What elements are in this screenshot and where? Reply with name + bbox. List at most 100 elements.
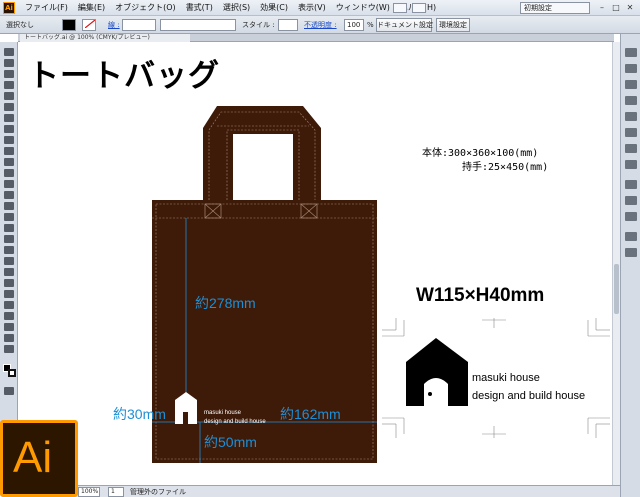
swatches-panel-icon[interactable]: [625, 80, 637, 89]
scrollbar-thumb[interactable]: [614, 264, 619, 314]
mesh-tool-icon[interactable]: [4, 246, 14, 254]
menu-effect[interactable]: 効果(C): [255, 0, 293, 16]
bag-logo-line2: design and build house: [204, 419, 266, 425]
maximize-button[interactable]: □: [609, 2, 623, 14]
paragraph-panel-icon[interactable]: [625, 160, 637, 169]
menu-object[interactable]: オブジェクト(O): [110, 0, 181, 16]
dimension-left-label: 約30mm: [113, 406, 166, 422]
status-text: 管理外のファイル: [130, 488, 186, 496]
transparency-panel-icon[interactable]: [625, 212, 637, 221]
dimension-bottom-label: 約50mm: [204, 434, 257, 450]
artwork-title: トートバッグ: [28, 58, 220, 94]
line-tool-icon[interactable]: [4, 114, 14, 122]
status-bar: 100% 1 管理外のファイル: [18, 485, 620, 497]
illustrator-logo-text: Ai: [13, 433, 53, 482]
drawing-mode-icon[interactable]: [4, 387, 14, 395]
opacity-unit: %: [367, 21, 374, 29]
menu-edit[interactable]: 編集(E): [73, 0, 110, 16]
stroke-color-swatch[interactable]: [8, 369, 16, 377]
spec-body-size: 本体:300×360×100(mm): [422, 148, 539, 159]
logo-size-label: W115×H40mm: [416, 285, 545, 306]
stroke-label[interactable]: 線 :: [108, 19, 120, 31]
variable-width-dropdown[interactable]: [160, 19, 236, 31]
bag-handle: [203, 106, 321, 200]
arrange-documents-icon[interactable]: [412, 3, 426, 13]
close-button[interactable]: ✕: [623, 2, 637, 14]
stroke-swatch[interactable]: [82, 19, 96, 31]
app-icon: Ai: [3, 2, 15, 14]
shape-builder-tool-icon[interactable]: [4, 224, 14, 232]
dimension-height-label: 約278mm: [195, 295, 256, 311]
handle-stitch-inner: [226, 129, 300, 200]
preferences-button[interactable]: 環境設定: [436, 18, 470, 32]
menu-items: ファイル(F) 編集(E) オブジェクト(O) 書式(T) 選択(S) 効果(C…: [20, 0, 441, 16]
paintbrush-tool-icon[interactable]: [4, 136, 14, 144]
type-tool-icon[interactable]: [4, 103, 14, 111]
scale-tool-icon[interactable]: [4, 191, 14, 199]
opacity-input[interactable]: 100: [344, 19, 364, 31]
logo-text-line2: design and build house: [472, 390, 586, 402]
selection-tool-icon[interactable]: [4, 48, 14, 56]
fill-swatch[interactable]: [62, 19, 76, 31]
pencil-tool-icon[interactable]: [4, 147, 14, 155]
stroke-panel-icon[interactable]: [625, 180, 637, 189]
appearance-panel-icon[interactable]: [625, 232, 637, 241]
gradient-tool-icon[interactable]: [4, 257, 14, 265]
selection-status: 選択なし: [6, 21, 34, 29]
illustrator-logo: Ai: [0, 420, 78, 497]
minimize-button[interactable]: –: [595, 2, 609, 14]
bag-logo-line1: masuki house: [204, 410, 242, 416]
stroke-weight-input[interactable]: [122, 19, 156, 31]
control-bar: 選択なし 線 : スタイル : 不透明度 : 100 % ドキュメント設定 環境…: [0, 16, 640, 34]
color-panel-icon[interactable]: [625, 48, 637, 57]
width-tool-icon[interactable]: [4, 202, 14, 210]
lasso-tool-icon[interactable]: [4, 81, 14, 89]
direct-selection-tool-icon[interactable]: [4, 59, 14, 67]
tools-panel: [0, 42, 18, 447]
menu-window[interactable]: ウィンドウ(W): [331, 0, 395, 16]
slice-tool-icon[interactable]: [4, 323, 14, 331]
logo-text-line1: masuki house: [472, 372, 540, 384]
menu-file[interactable]: ファイル(F): [20, 0, 73, 16]
rectangle-tool-icon[interactable]: [4, 125, 14, 133]
menu-type[interactable]: 書式(T): [181, 0, 218, 16]
vertical-scrollbar[interactable]: [612, 42, 620, 485]
menu-select[interactable]: 選択(S): [218, 0, 255, 16]
artboard-number[interactable]: 1: [108, 487, 124, 497]
menu-view[interactable]: 表示(V): [293, 0, 331, 16]
brushes-panel-icon[interactable]: [625, 96, 637, 105]
artboard-tool-icon[interactable]: [4, 312, 14, 320]
blob-brush-tool-icon[interactable]: [4, 158, 14, 166]
eyedropper-tool-icon[interactable]: [4, 268, 14, 276]
document-setup-button[interactable]: ドキュメント設定: [376, 18, 433, 32]
graphic-styles-panel-icon[interactable]: [625, 128, 637, 137]
opacity-label[interactable]: 不透明度 :: [304, 19, 337, 31]
bridge-icon[interactable]: [393, 3, 407, 13]
tote-bag-drawing: [152, 106, 377, 463]
graph-tool-icon[interactable]: [4, 301, 14, 309]
hand-tool-icon[interactable]: [4, 334, 14, 342]
menu-bar: Ai ファイル(F) 編集(E) オブジェクト(O) 書式(T) 選択(S) 効…: [0, 0, 640, 16]
perspective-grid-tool-icon[interactable]: [4, 235, 14, 243]
color-guide-panel-icon[interactable]: [625, 64, 637, 73]
free-transform-tool-icon[interactable]: [4, 213, 14, 221]
style-dropdown[interactable]: [278, 19, 298, 31]
eraser-tool-icon[interactable]: [4, 169, 14, 177]
layers-panel-icon[interactable]: [625, 248, 637, 257]
blend-tool-icon[interactable]: [4, 279, 14, 287]
magic-wand-tool-icon[interactable]: [4, 70, 14, 78]
none-stroke-icon: [84, 19, 96, 29]
rotate-tool-icon[interactable]: [4, 180, 14, 188]
workspace-switcher[interactable]: 初期設定: [520, 2, 590, 14]
dimension-right-label: 約162mm: [280, 406, 341, 422]
pen-tool-icon[interactable]: [4, 92, 14, 100]
zoom-tool-icon[interactable]: [4, 345, 14, 353]
document-tab[interactable]: トートバッグ.ai @ 100% (CMYK/プレビュー): [20, 34, 190, 42]
symbols-panel-icon[interactable]: [625, 112, 637, 121]
house-door: [424, 378, 448, 406]
character-panel-icon[interactable]: [625, 144, 637, 153]
style-label: スタイル :: [242, 21, 275, 29]
gradient-panel-icon[interactable]: [625, 196, 637, 205]
symbol-sprayer-tool-icon[interactable]: [4, 290, 14, 298]
zoom-dropdown[interactable]: 100%: [78, 487, 100, 497]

### Task prompt
Render every line of the records above as a JSON list of strings, one string per line, with blank lines and the pictures left out.

### Output for this exercise
[
  "What elements are in this screenshot and where? Reply with name + bbox. List at most 100 elements.",
  "swatches-panel-icon[interactable]: [625, 80, 637, 89]",
  "scrollbar-thumb[interactable]: [614, 264, 619, 314]",
  "mesh-tool-icon[interactable]: [4, 246, 14, 254]",
  "menu-effect[interactable]: 効果(C): [255, 0, 293, 16]",
  "bag-logo-line2: design and build house: [204, 419, 266, 425]",
  "maximize-button[interactable]: □: [609, 2, 623, 14]",
  "paragraph-panel-icon[interactable]: [625, 160, 637, 169]",
  "menu-object[interactable]: オブジェクト(O): [110, 0, 181, 16]",
  "dimension-left-label: 約30mm: [113, 406, 166, 422]",
  "status-text: 管理外のファイル: [130, 488, 186, 496]",
  "transparency-panel-icon[interactable]: [625, 212, 637, 221]",
  "dimension-bottom-label: 約50mm: [204, 434, 257, 450]",
  "artwork-title: トートバッグ: [28, 58, 220, 94]",
  "line-tool-icon[interactable]: [4, 114, 14, 122]",
  "status-bar: 100% 1 管理外のファイル: [18, 485, 620, 497]",
  "illustrator-logo-text: Ai: [13, 433, 53, 482]",
  "drawing-mode-icon[interactable]: [4, 387, 14, 395]",
  "opacity-unit: %: [367, 21, 374, 29]",
  "menu-edit[interactable]: 編集(E): [73, 0, 110, 16]",
  "stroke-color-swatch[interactable]: [8, 369, 16, 377]",
  "spec-body-size: 本体:300×360×100(mm): [422, 148, 539, 159]",
  "logo-size-label: W115×H40mm: [416, 285, 545, 306]",
  "stroke-label[interactable]: 線 :: [108, 19, 120, 31]",
  "variable-width-dropdown[interactable]: [160, 19, 236, 31]",
  "bag-handle: [203, 106, 321, 200]",
  "arrange-documents-icon[interactable]: [412, 3, 426, 13]",
  "close-button[interactable]: ✕: [623, 2, 637, 14]",
  "stroke-swatch[interactable]: [82, 19, 96, 31]",
  "app-icon: Ai: [3, 2, 15, 14]",
  "shape-builder-tool-icon[interactable]: [4, 224, 14, 232]",
  "dimension-height-label: 約278mm: [195, 295, 256, 311]",
  "handle-stitch-inner: [226, 129, 300, 200]",
  "preferences-button[interactable]: 環境設定: [436, 18, 470, 32]",
  "menu-items: ファイル(F) 編集(E) オブジェクト(O) 書式(T) 選択(S) 効果(C…: [20, 0, 441, 16]",
  "paintbrush-tool-icon[interactable]: [4, 136, 14, 144]",
  "type-tool-icon[interactable]: [4, 103, 14, 111]",
  "scale-tool-icon[interactable]: [4, 191, 14, 199]",
  "opacity-input[interactable]: 100: [344, 19, 364, 31]",
  "logo-text-line2: design and build house: [472, 390, 586, 402]",
  "selection-tool-icon[interactable]: [4, 48, 14, 56]",
  "fill-swatch[interactable]: [62, 19, 76, 31]",
  "pencil-tool-icon[interactable]: [4, 147, 14, 155]",
  "stroke-panel-icon[interactable]: [625, 180, 637, 189]",
  "appearance-panel-icon[interactable]: [625, 232, 637, 241]",
  "gradient-tool-icon[interactable]: [4, 257, 14, 265]",
  "selection-status: 選択なし: [6, 21, 34, 29]",
  "illustrator-logo: Ai: [0, 420, 78, 497]",
  "minimize-button[interactable]: –: [595, 2, 609, 14]",
  "bag-logo-line1: masuki house: [204, 410, 242, 416]",
  "stroke-weight-input[interactable]: [122, 19, 156, 31]",
  "control-bar: 選択なし 線 : スタイル : 不透明度 : 100 % ドキュメント設定 環境…: [0, 16, 640, 34]",
  "color-panel-icon[interactable]: [625, 48, 637, 57]",
  "width-tool-icon[interactable]: [4, 202, 14, 210]",
  "lasso-tool-icon[interactable]: [4, 81, 14, 89]",
  "direct-selection-tool-icon[interactable]: [4, 59, 14, 67]",
  "tools-panel: [0, 42, 18, 447]",
  "menu-window[interactable]: ウィンドウ(W): [331, 0, 395, 16]",
  "slice-tool-icon[interactable]: [4, 323, 14, 331]",
  "logo-text-line1: masuki house: [472, 372, 540, 384]",
  "menu-file[interactable]: ファイル(F): [20, 0, 73, 16]",
  "rectangle-tool-icon[interactable]: [4, 125, 14, 133]",
  "menu-type[interactable]: 書式(T): [181, 0, 218, 16]",
  "vertical-scrollbar[interactable]: [612, 42, 620, 485]",
  "menu-select[interactable]: 選択(S): [218, 0, 255, 16]",
  "artboard-number[interactable]: 1: [108, 487, 124, 497]",
  "menu-view[interactable]: 表示(V): [293, 0, 331, 16]",
  "brushes-panel-icon[interactable]: [625, 96, 637, 105]",
  "artboard-tool-icon[interactable]: [4, 312, 14, 320]",
  "blob-brush-tool-icon[interactable]: [4, 158, 14, 166]",
  "eyedropper-tool-icon[interactable]: [4, 268, 14, 276]",
  "document-setup-button[interactable]: ドキュメント設定: [376, 18, 433, 32]",
  "graphic-styles-panel-icon[interactable]: [625, 128, 637, 137]",
  "opacity-label[interactable]: 不透明度 :: [304, 19, 337, 31]",
  "bridge-icon[interactable]: [393, 3, 407, 13]",
  "tote-bag-drawing: [152, 106, 377, 463]",
  "graph-tool-icon[interactable]: [4, 301, 14, 309]",
  "hand-tool-icon[interactable]: [4, 334, 14, 342]",
  "menu-bar: Ai ファイル(F) 編集(E) オブジェクト(O) 書式(T) 選択(S) 効…: [0, 0, 640, 16]",
  "perspective-grid-tool-icon[interactable]: [4, 235, 14, 243]",
  "color-guide-panel-icon[interactable]: [625, 64, 637, 73]",
  "free-transform-tool-icon[interactable]: [4, 213, 14, 221]",
  "style-dropdown[interactable]: [278, 19, 298, 31]",
  "eraser-tool-icon[interactable]: [4, 169, 14, 177]",
  "layers-panel-icon[interactable]: [625, 248, 637, 257]",
  "blend-tool-icon[interactable]: [4, 279, 14, 287]",
  "magic-wand-tool-icon[interactable]: [4, 70, 14, 78]",
  "none-stroke-icon: [84, 19, 96, 29]",
  "rotate-tool-icon[interactable]: [4, 180, 14, 188]",
  "workspace-switcher[interactable]: 初期設定: [520, 2, 590, 14]",
  "dimension-right-label: 約162mm: [280, 406, 341, 422]",
  "pen-tool-icon[interactable]: [4, 92, 14, 100]",
  "zoom-tool-icon[interactable]: [4, 345, 14, 353]",
  "document-tab[interactable]: トートバッグ.ai @ 100% (CMYK/プレビュー): [20, 34, 190, 42]",
  "symbols-panel-icon[interactable]: [625, 112, 637, 121]",
  "house-door: [424, 378, 448, 406]",
  "character-panel-icon[interactable]: [625, 144, 637, 153]",
  "style-label: スタイル :: [242, 21, 275, 29]",
  "gradient-panel-icon[interactable]: [625, 196, 637, 205]",
  "symbol-sprayer-tool-icon[interactable]: [4, 290, 14, 298]",
  "zoom-dropdown[interactable]: 100%: [78, 487, 100, 497]"
]